___ Data provided
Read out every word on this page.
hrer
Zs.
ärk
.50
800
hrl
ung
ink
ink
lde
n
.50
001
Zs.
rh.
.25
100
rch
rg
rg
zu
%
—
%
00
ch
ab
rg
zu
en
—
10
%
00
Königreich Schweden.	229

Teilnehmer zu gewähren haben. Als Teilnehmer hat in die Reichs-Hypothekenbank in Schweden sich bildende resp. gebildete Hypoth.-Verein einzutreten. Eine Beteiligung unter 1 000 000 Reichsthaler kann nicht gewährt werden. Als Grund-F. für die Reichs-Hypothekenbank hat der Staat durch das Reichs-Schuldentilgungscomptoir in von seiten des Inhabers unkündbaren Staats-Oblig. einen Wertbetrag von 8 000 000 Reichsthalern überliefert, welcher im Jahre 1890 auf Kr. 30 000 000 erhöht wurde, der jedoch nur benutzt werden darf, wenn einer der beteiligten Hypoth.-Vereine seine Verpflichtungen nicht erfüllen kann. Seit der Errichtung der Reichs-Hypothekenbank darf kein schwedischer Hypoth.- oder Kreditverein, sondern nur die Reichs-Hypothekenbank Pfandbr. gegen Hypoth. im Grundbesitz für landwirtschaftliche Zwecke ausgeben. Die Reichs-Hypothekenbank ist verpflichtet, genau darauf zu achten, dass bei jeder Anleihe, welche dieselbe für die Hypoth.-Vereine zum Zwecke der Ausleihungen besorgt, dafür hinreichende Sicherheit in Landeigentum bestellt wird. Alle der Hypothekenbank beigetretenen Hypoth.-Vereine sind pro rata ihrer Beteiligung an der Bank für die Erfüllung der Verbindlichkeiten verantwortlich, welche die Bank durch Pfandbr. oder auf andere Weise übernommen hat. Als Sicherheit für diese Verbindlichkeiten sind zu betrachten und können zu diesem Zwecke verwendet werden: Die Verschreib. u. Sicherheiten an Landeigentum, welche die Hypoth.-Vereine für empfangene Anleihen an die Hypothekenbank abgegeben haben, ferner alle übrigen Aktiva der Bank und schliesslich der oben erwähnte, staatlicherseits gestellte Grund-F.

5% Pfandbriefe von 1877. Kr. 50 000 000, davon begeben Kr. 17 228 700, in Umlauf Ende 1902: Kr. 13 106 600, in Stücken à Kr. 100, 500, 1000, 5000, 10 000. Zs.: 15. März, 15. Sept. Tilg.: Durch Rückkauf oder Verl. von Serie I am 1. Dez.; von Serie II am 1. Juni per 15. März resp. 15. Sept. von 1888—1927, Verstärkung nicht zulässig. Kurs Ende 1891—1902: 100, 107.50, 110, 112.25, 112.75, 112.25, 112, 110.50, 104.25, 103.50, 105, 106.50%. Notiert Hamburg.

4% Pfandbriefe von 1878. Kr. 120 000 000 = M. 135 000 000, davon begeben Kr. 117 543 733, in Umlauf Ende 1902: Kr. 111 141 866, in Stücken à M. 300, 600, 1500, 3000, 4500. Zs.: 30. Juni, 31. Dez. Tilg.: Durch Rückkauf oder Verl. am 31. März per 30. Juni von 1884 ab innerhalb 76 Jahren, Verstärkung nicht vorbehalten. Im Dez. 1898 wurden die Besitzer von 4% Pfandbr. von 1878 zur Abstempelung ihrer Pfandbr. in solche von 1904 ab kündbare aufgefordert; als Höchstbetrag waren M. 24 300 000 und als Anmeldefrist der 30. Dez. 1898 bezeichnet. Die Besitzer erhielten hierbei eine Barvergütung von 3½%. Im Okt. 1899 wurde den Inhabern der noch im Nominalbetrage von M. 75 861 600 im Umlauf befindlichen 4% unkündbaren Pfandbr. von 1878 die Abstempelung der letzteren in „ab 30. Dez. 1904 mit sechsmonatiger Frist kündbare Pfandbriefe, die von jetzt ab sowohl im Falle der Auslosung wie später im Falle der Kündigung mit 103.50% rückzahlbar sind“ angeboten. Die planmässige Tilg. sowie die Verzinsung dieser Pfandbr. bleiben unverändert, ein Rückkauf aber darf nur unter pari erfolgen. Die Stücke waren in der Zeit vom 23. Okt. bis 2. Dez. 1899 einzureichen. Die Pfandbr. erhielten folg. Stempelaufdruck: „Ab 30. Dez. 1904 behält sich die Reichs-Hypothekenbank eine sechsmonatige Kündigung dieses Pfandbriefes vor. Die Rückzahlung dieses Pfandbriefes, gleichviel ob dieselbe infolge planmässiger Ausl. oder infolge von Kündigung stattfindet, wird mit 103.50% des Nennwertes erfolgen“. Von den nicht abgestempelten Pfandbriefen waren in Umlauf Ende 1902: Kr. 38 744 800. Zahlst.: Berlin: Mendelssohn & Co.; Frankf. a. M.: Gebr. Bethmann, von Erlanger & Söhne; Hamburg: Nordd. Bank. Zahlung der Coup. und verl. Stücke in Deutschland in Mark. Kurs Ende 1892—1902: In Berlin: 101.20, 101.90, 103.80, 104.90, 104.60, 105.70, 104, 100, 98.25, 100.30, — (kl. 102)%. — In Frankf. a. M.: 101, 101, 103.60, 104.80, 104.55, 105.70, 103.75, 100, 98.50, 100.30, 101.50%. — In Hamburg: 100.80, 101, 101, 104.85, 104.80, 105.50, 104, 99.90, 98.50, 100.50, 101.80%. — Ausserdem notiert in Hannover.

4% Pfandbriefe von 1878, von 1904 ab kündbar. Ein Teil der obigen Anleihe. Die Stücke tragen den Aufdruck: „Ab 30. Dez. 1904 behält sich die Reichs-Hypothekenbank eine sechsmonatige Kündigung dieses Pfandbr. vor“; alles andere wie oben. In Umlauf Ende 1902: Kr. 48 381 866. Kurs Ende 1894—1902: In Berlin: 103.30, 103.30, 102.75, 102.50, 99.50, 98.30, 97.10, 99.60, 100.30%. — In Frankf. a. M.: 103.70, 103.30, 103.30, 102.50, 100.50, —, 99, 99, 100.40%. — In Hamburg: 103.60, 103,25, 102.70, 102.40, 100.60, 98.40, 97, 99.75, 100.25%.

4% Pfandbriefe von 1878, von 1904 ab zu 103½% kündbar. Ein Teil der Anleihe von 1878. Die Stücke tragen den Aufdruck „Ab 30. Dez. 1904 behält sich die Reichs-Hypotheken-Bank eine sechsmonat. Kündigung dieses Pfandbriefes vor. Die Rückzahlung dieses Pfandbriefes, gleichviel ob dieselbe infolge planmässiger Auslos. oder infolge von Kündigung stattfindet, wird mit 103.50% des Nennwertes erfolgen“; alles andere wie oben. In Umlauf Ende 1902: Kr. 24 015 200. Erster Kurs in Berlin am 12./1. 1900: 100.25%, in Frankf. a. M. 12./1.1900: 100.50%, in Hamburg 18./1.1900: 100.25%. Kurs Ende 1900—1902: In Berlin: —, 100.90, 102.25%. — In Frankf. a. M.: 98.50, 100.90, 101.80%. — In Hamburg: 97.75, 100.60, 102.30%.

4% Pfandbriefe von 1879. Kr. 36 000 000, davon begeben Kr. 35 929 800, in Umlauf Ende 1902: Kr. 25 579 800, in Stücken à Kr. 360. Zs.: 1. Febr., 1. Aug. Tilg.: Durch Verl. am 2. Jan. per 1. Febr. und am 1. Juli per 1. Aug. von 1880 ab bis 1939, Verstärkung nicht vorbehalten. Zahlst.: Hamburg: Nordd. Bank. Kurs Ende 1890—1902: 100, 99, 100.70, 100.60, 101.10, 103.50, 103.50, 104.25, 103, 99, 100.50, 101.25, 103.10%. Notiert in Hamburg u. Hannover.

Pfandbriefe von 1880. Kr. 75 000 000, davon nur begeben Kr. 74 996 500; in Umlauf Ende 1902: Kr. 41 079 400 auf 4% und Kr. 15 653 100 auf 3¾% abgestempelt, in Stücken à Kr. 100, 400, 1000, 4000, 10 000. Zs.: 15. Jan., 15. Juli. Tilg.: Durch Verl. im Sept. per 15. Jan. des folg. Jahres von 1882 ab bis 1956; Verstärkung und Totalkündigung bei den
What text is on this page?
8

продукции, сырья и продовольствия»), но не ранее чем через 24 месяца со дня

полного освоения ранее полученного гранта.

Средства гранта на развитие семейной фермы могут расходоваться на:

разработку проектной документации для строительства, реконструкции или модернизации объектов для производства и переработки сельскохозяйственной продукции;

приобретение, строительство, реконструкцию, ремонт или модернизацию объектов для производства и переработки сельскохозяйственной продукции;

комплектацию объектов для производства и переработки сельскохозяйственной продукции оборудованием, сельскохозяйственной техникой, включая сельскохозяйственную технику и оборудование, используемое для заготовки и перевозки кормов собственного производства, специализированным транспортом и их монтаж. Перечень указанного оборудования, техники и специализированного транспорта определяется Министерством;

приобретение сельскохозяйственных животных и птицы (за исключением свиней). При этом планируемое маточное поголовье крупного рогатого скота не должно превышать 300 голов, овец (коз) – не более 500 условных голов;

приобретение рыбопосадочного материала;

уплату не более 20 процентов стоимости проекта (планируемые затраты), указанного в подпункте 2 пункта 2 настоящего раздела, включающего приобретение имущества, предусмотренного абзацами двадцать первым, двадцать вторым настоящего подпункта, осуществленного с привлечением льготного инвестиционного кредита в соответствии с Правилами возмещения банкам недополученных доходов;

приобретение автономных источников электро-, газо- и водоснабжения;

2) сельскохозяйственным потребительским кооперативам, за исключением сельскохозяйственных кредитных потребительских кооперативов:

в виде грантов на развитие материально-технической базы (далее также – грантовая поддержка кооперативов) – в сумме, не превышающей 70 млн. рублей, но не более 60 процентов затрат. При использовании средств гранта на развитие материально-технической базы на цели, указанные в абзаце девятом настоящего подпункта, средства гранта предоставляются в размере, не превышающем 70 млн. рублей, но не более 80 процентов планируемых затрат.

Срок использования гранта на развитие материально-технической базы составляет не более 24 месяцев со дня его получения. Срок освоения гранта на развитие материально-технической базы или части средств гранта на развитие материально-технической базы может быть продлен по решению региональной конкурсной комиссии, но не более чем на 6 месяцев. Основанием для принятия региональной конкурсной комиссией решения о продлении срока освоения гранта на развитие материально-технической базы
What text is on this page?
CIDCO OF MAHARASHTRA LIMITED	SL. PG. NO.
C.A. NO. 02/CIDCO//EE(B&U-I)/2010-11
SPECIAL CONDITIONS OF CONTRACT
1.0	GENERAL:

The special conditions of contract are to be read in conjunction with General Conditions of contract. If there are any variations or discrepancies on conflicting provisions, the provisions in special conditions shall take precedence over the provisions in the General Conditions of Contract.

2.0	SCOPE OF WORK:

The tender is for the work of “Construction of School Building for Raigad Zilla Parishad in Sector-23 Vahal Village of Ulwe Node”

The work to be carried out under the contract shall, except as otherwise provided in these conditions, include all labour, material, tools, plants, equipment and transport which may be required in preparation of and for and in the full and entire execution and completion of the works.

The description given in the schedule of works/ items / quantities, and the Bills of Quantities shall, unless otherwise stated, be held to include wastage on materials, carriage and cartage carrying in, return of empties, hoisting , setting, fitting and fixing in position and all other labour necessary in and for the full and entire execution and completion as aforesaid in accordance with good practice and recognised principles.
______
▶ _Aim_: In the entries above, find every line holding the word "исключением" and copy it out.

▶ _Answer to this problem_:
приобретение сельскохозяйственных животных и птицы (за исключением свиней). При этом планируемое маточное поголовье крупного рогатого скота не должно превышать 300 голов, овец (коз) – не более 500 условных голов;
2) сельскохозяйственным потребительским кооперативам, за исключением сельскохозяйственных кредитных потребительских кооперативов:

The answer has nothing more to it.